(WHAT IS ASKED)
Exact repetition of every entry is required.

[Begin]

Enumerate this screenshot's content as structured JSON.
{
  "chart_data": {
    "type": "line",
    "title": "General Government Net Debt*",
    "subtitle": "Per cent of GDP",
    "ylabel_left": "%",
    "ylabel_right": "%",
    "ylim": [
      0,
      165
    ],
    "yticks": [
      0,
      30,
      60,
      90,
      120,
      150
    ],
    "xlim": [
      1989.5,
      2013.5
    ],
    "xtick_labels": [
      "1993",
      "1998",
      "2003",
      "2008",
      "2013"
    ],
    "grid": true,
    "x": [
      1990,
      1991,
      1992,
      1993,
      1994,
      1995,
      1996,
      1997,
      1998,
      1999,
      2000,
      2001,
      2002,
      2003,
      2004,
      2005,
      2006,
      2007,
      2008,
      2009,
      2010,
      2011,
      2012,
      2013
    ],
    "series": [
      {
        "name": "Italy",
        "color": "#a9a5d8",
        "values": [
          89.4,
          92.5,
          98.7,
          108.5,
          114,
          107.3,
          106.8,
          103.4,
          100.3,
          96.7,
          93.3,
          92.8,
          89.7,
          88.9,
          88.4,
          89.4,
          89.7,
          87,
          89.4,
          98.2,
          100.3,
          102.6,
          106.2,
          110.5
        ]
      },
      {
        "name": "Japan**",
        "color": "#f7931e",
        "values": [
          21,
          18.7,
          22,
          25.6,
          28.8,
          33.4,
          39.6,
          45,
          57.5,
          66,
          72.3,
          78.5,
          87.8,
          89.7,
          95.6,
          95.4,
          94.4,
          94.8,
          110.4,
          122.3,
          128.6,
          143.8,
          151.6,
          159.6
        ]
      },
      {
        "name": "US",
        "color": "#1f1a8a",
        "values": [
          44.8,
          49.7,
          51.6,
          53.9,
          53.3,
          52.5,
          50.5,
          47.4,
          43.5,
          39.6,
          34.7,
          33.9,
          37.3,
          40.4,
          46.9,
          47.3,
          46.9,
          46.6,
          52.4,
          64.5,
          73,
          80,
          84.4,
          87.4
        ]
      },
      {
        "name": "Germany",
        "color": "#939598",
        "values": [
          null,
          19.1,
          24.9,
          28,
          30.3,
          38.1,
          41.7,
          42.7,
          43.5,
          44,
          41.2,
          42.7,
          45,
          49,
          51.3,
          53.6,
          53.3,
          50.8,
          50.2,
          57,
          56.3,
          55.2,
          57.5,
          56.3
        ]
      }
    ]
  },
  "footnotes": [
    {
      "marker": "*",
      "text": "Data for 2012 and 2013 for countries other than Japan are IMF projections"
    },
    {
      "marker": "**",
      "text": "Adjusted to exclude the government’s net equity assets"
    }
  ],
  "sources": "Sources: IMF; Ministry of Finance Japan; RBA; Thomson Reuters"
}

[End]

(WRITTEN RESPONSE)
Enumerate this screenshot's content as structured JSON.
{
  "chart_data": {
    "type": "line",
    "title": "General Government Net Debt*",
    "subtitle": "Per cent of GDP",
    "ylabel_left": "%",
    "ylabel_right": "%",
    "ylim": [
      0,
      165
    ],
    "yticks": [
      0,
      30,
      60,
      90,
      120,
      150
    ],
    "xlim": [
      1989.5,
      2013.5
    ],
    "xtick_labels": [
      "1993",
      "1998",
      "2003",
      "2008",
      "2013"
    ],
    "grid": true,
    "x": [
      1990,
      1991,
      1992,
      1993,
      1994,
      1995,
      1996,
      1997,
      1998,
      1999,
      2000,
      2001,
      2002,
      2003,
      2004,
      2005,
      2006,
      2007,
      2008,
      2009,
      2010,
      2011,
      2012,
      2013
    ],
    "series": [
      {
        "name": "Italy",
        "color": "#a9a5d8",
        "values": [
          89.4,
          92.5,
          98.7,
          108.5,
          114,
          107.3,
          106.8,
          103.4,
          100.3,
          96.7,
          93.3,
          92.8,
          89.7,
          88.9,
          88.4,
          89.4,
          89.7,
          87,
          89.4,
          98.2,
          100.3,
          102.6,
          106.2,
          110.5
        ]
      },
      {
        "name": "Japan**",
        "color": "#f7931e",
        "values": [
          21,
          18.7,
          22,
          25.6,
          28.8,
          33.4,
          39.6,
          45,
          57.5,
          66,
          72.3,
          78.5,
          87.8,
          89.7,
          95.6,
          95.4,
          94.4,
          94.8,
          110.4,
          122.3,
          128.6,
          143.8,
          151.6,
          159.6
        ]
      },
      {
        "name": "US",
        "color": "#1f1a8a",
        "values": [
          44.8,
          49.7,
          51.6,
          53.9,
          53.3,
          52.5,
          50.5,
          47.4,
          43.5,
          39.6,
          34.7,
          33.9,
          37.3,
          40.4,
          46.9,
          47.3,
          46.9,
          46.6,
          52.4,
          64.5,
          73,
          80,
          84.4,
          87.4
        ]
      },
      {
        "name": "Germany",
        "color": "#939598",
        "values": [
          null,
          19.1,
          24.9,
          28,
          30.3,
          38.1,
          41.7,
          42.7,
          43.5,
          44,
          41.2,
          42.7,
          45,
          49,
          51.3,
          53.6,
          53.3,
          50.8,
          50.2,
          57,
          56.3,
          55.2,
          57.5,
          56.3
        ]
      }
    ]
  },
  "footnotes": [
    {
      "marker": "*",
      "text": "Data for 2012 and 2013 for countries other than Japan are IMF projections"
    },
    {
      "marker": "**",
      "text": "Adjusted to exclude the government’s net equity assets"
    }
  ],
  "sources": "Sources: IMF; Ministry of Finance Japan; RBA; Thomson Reuters"
}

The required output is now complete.